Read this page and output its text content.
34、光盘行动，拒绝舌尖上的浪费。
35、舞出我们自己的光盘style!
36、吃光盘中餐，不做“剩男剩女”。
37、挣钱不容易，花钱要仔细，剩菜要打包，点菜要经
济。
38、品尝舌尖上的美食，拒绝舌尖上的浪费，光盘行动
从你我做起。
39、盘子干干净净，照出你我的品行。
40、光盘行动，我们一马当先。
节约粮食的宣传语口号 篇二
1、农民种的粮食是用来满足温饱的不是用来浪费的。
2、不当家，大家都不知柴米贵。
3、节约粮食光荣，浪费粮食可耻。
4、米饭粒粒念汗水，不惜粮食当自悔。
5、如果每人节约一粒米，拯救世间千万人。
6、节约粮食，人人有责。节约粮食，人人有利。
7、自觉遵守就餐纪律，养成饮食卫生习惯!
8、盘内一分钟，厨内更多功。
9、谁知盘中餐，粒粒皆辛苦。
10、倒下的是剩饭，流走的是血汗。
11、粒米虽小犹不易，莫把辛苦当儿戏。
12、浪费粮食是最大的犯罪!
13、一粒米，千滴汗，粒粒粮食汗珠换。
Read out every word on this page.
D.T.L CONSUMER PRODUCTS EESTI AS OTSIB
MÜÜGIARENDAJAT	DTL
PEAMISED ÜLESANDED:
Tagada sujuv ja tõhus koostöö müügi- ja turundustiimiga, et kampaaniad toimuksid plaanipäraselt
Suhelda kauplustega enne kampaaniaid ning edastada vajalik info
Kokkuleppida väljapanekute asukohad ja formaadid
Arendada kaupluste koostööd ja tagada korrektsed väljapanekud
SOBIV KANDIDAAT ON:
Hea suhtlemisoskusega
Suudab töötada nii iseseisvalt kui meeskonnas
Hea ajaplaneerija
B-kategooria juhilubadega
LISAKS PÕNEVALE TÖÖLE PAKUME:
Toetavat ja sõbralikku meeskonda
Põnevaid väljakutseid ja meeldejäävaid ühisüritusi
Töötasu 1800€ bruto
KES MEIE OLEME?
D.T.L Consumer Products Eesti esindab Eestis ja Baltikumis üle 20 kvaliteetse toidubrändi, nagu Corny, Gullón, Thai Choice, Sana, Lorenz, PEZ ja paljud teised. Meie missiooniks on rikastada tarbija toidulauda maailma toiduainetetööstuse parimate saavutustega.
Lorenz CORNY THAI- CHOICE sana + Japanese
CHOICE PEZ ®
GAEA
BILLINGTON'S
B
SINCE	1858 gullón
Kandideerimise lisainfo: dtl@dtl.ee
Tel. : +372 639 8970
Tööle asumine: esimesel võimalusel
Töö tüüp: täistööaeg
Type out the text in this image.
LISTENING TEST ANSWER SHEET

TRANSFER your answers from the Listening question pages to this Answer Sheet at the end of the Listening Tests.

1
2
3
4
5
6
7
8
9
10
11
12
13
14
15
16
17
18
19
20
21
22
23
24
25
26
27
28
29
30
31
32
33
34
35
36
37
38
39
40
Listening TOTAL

++++++++++

== Exercise description ==
Locate and copy each line in the data above that includes the word "Lorenz".

== Response to this task ==
D.T.L Consumer Products Eesti esindab Eestis ja Baltikumis üle 20 kvaliteetse toidubrändi, nagu Corny, Gullón, Thai Choice, Sana, Lorenz, PEZ ja paljud teised. Meie missiooniks on rikastada tarbija toidulauda maailma toiduainetetööstuse parimate saavutustega.
Lorenz CORNY THAI- CHOICE sana + Japanese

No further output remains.